=== Working data ===
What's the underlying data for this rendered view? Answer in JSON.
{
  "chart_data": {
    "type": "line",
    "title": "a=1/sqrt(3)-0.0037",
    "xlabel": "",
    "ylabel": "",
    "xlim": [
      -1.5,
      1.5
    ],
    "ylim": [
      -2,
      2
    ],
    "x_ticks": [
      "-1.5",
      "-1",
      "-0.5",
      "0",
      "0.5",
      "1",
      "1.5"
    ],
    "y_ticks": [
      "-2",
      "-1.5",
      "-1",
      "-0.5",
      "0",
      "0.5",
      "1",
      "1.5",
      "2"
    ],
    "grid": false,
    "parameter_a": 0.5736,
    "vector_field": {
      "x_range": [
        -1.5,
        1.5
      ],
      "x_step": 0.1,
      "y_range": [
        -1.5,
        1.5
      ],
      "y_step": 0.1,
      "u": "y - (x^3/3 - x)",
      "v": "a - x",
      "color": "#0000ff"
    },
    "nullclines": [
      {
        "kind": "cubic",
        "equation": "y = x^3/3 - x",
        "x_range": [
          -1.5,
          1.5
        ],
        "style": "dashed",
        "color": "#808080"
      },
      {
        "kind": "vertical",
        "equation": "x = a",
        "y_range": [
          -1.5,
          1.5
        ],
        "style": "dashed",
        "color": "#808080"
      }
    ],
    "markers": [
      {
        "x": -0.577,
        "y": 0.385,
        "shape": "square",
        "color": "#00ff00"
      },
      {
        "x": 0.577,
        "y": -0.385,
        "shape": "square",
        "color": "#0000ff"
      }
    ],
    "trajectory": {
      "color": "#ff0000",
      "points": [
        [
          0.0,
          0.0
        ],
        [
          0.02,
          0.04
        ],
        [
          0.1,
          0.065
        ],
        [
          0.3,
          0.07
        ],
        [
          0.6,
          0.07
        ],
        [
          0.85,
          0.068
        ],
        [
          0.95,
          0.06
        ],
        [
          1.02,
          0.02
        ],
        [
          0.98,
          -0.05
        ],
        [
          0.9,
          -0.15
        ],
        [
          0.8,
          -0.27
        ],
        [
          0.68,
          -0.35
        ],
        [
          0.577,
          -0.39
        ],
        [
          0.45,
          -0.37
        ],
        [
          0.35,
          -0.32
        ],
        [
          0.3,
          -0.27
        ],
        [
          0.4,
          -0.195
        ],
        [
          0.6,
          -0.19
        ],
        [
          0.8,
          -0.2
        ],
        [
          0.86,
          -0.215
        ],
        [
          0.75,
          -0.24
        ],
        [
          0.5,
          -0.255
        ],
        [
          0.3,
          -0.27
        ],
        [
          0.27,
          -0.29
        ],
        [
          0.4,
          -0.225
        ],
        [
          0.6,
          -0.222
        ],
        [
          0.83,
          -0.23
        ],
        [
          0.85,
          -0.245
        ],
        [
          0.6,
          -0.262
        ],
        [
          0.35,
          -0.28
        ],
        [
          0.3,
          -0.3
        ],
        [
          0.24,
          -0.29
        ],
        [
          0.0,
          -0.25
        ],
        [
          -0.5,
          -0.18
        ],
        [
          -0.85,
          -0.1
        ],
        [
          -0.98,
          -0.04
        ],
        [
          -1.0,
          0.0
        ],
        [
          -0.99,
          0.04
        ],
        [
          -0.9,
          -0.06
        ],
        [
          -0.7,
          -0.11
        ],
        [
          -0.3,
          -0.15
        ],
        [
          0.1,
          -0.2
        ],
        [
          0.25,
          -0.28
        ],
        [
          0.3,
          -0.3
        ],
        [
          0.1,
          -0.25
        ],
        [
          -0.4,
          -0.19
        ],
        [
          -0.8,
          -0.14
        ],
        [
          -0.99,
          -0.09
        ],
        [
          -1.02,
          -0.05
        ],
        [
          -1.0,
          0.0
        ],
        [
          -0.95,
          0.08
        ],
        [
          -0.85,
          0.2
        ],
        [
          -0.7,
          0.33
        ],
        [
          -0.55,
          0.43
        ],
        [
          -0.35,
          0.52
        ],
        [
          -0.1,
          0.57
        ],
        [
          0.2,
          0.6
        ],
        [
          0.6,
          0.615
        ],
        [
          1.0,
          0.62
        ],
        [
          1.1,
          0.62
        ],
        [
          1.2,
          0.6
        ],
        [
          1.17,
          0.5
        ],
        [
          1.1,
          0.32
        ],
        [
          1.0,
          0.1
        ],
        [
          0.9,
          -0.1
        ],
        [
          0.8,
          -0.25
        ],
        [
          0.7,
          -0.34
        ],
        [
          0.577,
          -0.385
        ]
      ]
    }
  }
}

=== Exercise goal ===
Retype every entry above, word for word.

=== Answer to the task ===
What's the underlying data for this rendered view? Answer in JSON.
{
  "chart_data": {
    "type": "line",
    "title": "a=1/sqrt(3)-0.0037",
    "xlabel": "",
    "ylabel": "",
    "xlim": [
      -1.5,
      1.5
    ],
    "ylim": [
      -2,
      2
    ],
    "x_ticks": [
      "-1.5",
      "-1",
      "-0.5",
      "0",
      "0.5",
      "1",
      "1.5"
    ],
    "y_ticks": [
      "-2",
      "-1.5",
      "-1",
      "-0.5",
      "0",
      "0.5",
      "1",
      "1.5",
      "2"
    ],
    "grid": false,
    "parameter_a": 0.5736,
    "vector_field": {
      "x_range": [
        -1.5,
        1.5
      ],
      "x_step": 0.1,
      "y_range": [
        -1.5,
        1.5
      ],
      "y_step": 0.1,
      "u": "y - (x^3/3 - x)",
      "v": "a - x",
      "color": "#0000ff"
    },
    "nullclines": [
      {
        "kind": "cubic",
        "equation": "y = x^3/3 - x",
        "x_range": [
          -1.5,
          1.5
        ],
        "style": "dashed",
        "color": "#808080"
      },
      {
        "kind": "vertical",
        "equation": "x = a",
        "y_range": [
          -1.5,
          1.5
        ],
        "style": "dashed",
        "color": "#808080"
      }
    ],
    "markers": [
      {
        "x": -0.577,
        "y": 0.385,
        "shape": "square",
        "color": "#00ff00"
      },
      {
        "x": 0.577,
        "y": -0.385,
        "shape": "square",
        "color": "#0000ff"
      }
    ],
    "trajectory": {
      "color": "#ff0000",
      "points": [
        [
          0.0,
          0.0
        ],
        [
          0.02,
          0.04
        ],
        [
          0.1,
          0.065
        ],
        [
          0.3,
          0.07
        ],
        [
          0.6,
          0.07
        ],
        [
          0.85,
          0.068
        ],
        [
          0.95,
          0.06
        ],
        [
          1.02,
          0.02
        ],
        [
          0.98,
          -0.05
        ],
        [
          0.9,
          -0.15
        ],
        [
          0.8,
          -0.27
        ],
        [
          0.68,
          -0.35
        ],
        [
          0.577,
          -0.39
        ],
        [
          0.45,
          -0.37
        ],
        [
          0.35,
          -0.32
        ],
        [
          0.3,
          -0.27
        ],
        [
          0.4,
          -0.195
        ],
        [
          0.6,
          -0.19
        ],
        [
          0.8,
          -0.2
        ],
        [
          0.86,
          -0.215
        ],
        [
          0.75,
          -0.24
        ],
        [
          0.5,
          -0.255
        ],
        [
          0.3,
          -0.27
        ],
        [
          0.27,
          -0.29
        ],
        [
          0.4,
          -0.225
        ],
        [
          0.6,
          -0.222
        ],
        [
          0.83,
          -0.23
        ],
        [
          0.85,
          -0.245
        ],
        [
          0.6,
          -0.262
        ],
        [
          0.35,
          -0.28
        ],
        [
          0.3,
          -0.3
        ],
        [
          0.24,
          -0.29
        ],
        [
          0.0,
          -0.25
        ],
        [
          -0.5,
          -0.18
        ],
        [
          -0.85,
          -0.1
        ],
        [
          -0.98,
          -0.04
        ],
        [
          -1.0,
          0.0
        ],
        [
          -0.99,
          0.04
        ],
        [
          -0.9,
          -0.06
        ],
        [
          -0.7,
          -0.11
        ],
        [
          -0.3,
          -0.15
        ],
        [
          0.1,
          -0.2
        ],
        [
          0.25,
          -0.28
        ],
        [
          0.3,
          -0.3
        ],
        [
          0.1,
          -0.25
        ],
        [
          -0.4,
          -0.19
        ],
        [
          -0.8,
          -0.14
        ],
        [
          -0.99,
          -0.09
        ],
        [
          -1.02,
          -0.05
        ],
        [
          -1.0,
          0.0
        ],
        [
          -0.95,
          0.08
        ],
        [
          -0.85,
          0.2
        ],
        [
          -0.7,
          0.33
        ],
        [
          -0.55,
          0.43
        ],
        [
          -0.35,
          0.52
        ],
        [
          -0.1,
          0.57
        ],
        [
          0.2,
          0.6
        ],
        [
          0.6,
          0.615
        ],
        [
          1.0,
          0.62
        ],
        [
          1.1,
          0.62
        ],
        [
          1.2,
          0.6
        ],
        [
          1.17,
          0.5
        ],
        [
          1.1,
          0.32
        ],
        [
          1.0,
          0.1
        ],
        [
          0.9,
          -0.1
        ],
        [
          0.8,
          -0.25
        ],
        [
          0.7,
          -0.34
        ],
        [
          0.577,
          -0.385
        ]
      ]
    }
  }
}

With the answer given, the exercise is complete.